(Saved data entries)
◇ ◇ ◇ ◇ ◇ ◇ ◇

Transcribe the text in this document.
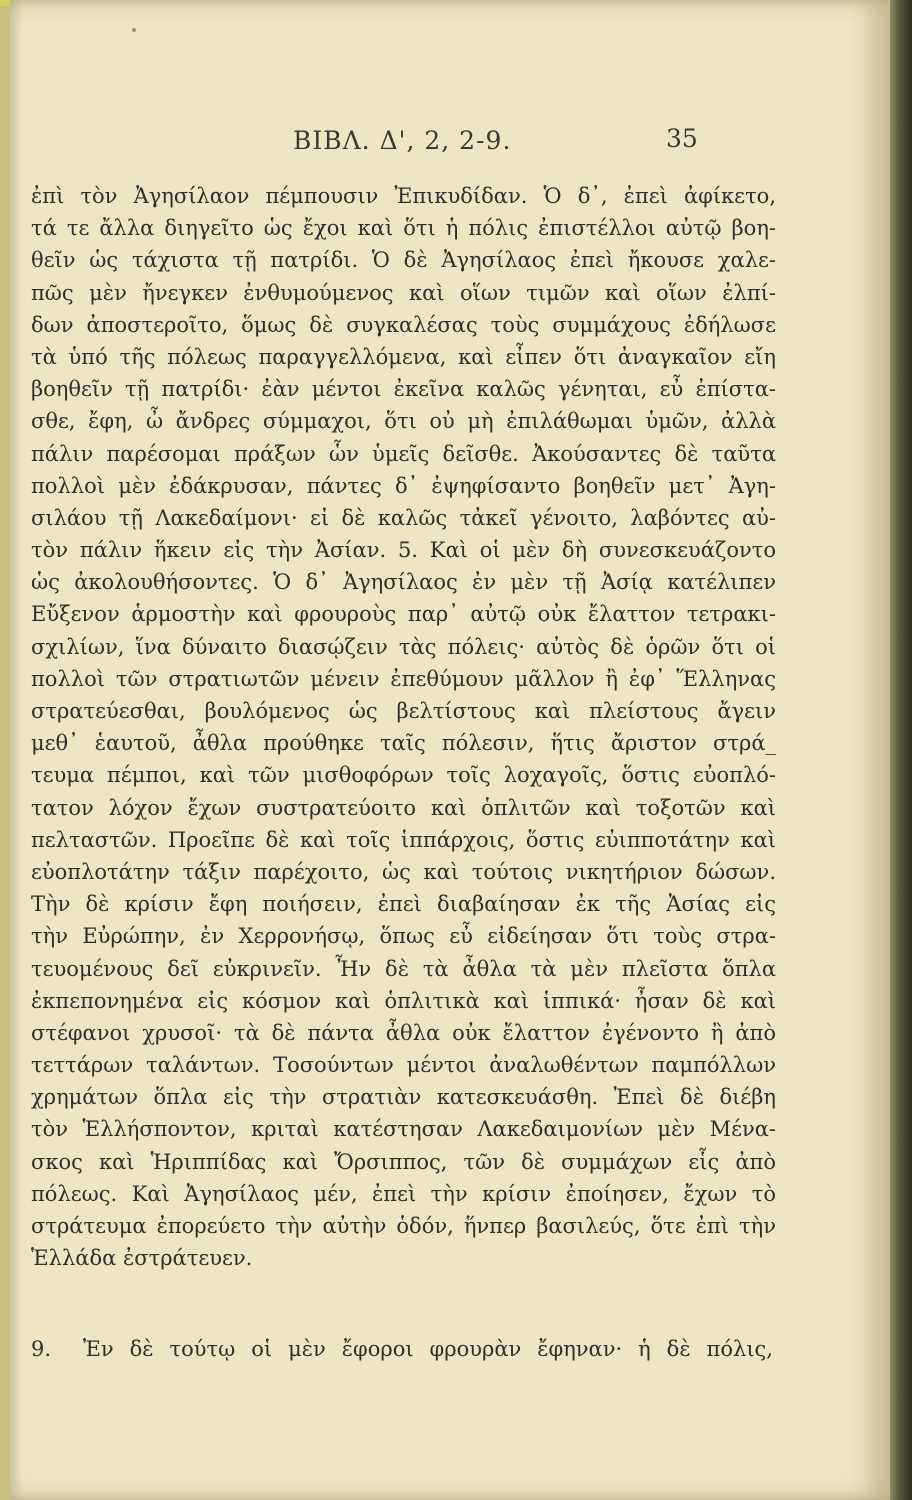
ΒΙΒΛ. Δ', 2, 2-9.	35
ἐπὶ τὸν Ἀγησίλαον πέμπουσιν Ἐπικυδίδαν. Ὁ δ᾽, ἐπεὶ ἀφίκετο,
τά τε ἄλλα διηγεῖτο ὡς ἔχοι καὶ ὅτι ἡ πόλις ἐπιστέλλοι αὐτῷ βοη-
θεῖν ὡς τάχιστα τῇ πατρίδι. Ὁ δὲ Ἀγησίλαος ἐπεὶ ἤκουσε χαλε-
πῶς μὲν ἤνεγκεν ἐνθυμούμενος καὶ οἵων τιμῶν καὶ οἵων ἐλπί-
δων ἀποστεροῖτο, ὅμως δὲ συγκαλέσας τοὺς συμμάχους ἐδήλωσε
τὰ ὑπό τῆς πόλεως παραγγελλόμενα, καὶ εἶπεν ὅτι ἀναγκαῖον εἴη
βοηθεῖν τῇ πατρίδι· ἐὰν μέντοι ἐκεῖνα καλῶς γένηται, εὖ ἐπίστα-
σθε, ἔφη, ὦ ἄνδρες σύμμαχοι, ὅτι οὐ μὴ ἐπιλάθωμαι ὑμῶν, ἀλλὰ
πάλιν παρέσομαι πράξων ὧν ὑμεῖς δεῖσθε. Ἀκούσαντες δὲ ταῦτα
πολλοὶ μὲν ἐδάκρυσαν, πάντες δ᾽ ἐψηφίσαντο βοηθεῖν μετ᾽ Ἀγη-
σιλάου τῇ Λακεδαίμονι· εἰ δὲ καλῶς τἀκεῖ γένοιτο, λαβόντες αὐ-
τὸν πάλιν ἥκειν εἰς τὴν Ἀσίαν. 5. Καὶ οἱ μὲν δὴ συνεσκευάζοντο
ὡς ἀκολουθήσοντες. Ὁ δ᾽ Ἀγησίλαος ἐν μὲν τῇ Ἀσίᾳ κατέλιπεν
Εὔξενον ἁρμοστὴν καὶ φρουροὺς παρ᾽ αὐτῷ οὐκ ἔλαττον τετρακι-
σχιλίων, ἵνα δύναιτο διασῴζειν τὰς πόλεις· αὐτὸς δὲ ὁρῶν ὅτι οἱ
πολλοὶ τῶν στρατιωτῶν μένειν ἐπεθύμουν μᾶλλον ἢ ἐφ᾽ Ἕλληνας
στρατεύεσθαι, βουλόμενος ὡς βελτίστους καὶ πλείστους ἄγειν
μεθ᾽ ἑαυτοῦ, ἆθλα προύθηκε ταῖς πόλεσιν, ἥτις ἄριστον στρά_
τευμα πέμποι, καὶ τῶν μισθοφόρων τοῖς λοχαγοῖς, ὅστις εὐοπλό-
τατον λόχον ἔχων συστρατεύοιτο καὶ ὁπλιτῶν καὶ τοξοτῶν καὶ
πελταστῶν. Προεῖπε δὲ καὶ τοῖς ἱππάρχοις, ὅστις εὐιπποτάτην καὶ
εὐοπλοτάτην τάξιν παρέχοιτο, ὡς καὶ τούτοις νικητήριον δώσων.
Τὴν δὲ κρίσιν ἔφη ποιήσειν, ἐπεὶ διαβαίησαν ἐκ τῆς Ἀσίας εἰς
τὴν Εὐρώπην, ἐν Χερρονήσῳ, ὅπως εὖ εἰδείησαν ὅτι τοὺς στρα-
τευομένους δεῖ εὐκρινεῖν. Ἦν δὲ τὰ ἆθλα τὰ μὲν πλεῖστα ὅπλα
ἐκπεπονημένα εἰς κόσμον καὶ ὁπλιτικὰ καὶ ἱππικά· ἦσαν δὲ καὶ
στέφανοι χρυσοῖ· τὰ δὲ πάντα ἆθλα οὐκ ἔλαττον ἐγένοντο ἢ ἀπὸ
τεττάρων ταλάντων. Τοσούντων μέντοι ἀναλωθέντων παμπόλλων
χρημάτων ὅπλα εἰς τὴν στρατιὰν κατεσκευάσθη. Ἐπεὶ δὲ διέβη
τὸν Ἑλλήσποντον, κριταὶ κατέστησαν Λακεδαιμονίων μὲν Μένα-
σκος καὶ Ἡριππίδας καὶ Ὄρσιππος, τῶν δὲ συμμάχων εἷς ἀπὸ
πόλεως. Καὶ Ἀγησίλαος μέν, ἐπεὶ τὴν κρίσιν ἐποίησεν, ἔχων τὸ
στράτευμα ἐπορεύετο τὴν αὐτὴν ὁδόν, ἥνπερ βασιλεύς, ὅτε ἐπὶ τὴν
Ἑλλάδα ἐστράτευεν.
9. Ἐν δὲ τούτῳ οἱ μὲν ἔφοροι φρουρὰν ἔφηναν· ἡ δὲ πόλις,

◇ ◇ ◇ ◇ ◇ ◇ ◇

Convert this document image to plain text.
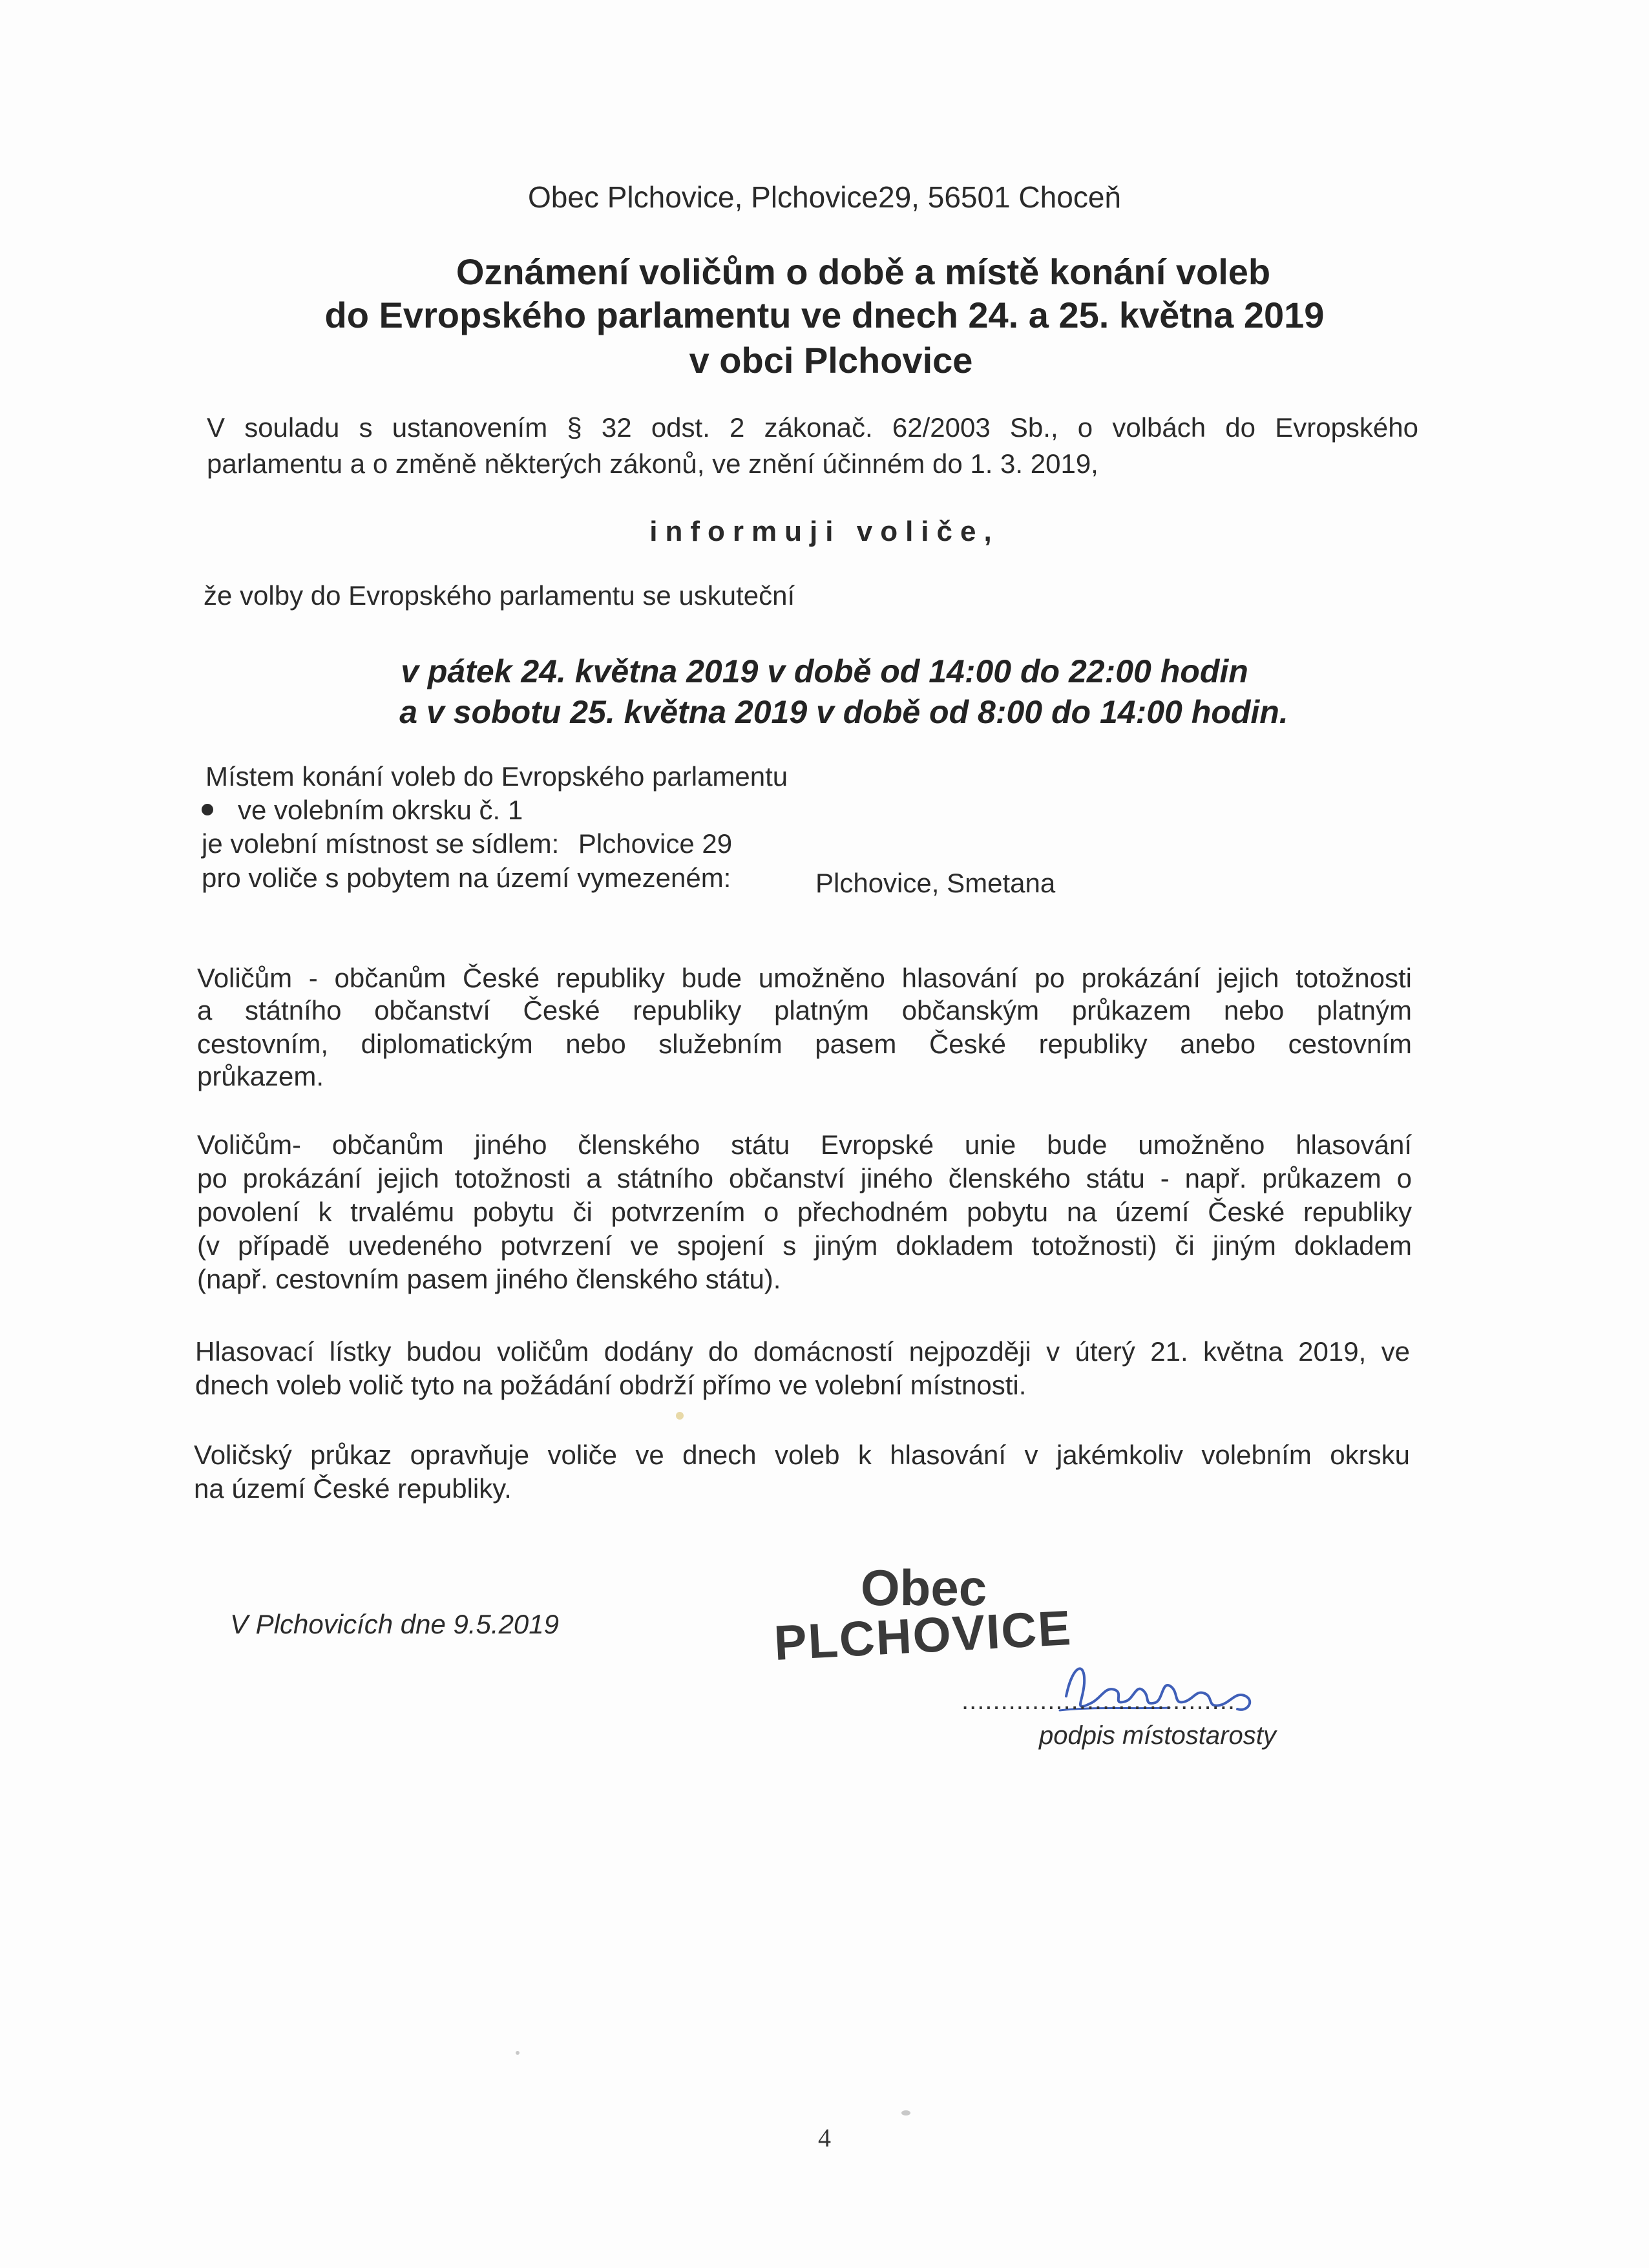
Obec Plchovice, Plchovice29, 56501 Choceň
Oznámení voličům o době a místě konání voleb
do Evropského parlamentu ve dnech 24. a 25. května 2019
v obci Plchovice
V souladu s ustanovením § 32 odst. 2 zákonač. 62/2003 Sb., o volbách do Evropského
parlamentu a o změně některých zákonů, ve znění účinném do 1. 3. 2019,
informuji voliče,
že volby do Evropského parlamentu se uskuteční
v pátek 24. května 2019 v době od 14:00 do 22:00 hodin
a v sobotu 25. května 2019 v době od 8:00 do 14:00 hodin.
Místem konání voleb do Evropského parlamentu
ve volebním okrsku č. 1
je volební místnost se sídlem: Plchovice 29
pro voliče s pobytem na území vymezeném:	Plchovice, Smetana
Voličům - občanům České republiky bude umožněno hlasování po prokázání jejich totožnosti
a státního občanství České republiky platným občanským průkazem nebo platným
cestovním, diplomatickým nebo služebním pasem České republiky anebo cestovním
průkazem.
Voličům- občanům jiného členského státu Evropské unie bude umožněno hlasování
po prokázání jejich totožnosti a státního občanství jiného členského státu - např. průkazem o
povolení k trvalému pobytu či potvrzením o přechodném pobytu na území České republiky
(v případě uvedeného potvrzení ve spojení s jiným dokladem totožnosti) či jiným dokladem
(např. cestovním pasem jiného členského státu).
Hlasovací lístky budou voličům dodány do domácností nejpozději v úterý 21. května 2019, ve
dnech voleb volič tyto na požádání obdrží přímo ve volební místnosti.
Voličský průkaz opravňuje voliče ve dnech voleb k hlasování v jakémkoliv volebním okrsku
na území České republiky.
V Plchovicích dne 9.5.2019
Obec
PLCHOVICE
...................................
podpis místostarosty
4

◇ ◇ ◇ ◇ ◇ ◇ ◇

- **To be done**
Above are the records. Copy every line in them holding "μέντοι".

- **Solved exercise**
βοηθεῖν τῇ πατρίδι· ἐὰν μέντοι ἐκεῖνα καλῶς γένηται, εὖ ἐπίστα-
τεττάρων ταλάντων. Τοσούντων μέντοι ἀναλωθέντων παμπόλλων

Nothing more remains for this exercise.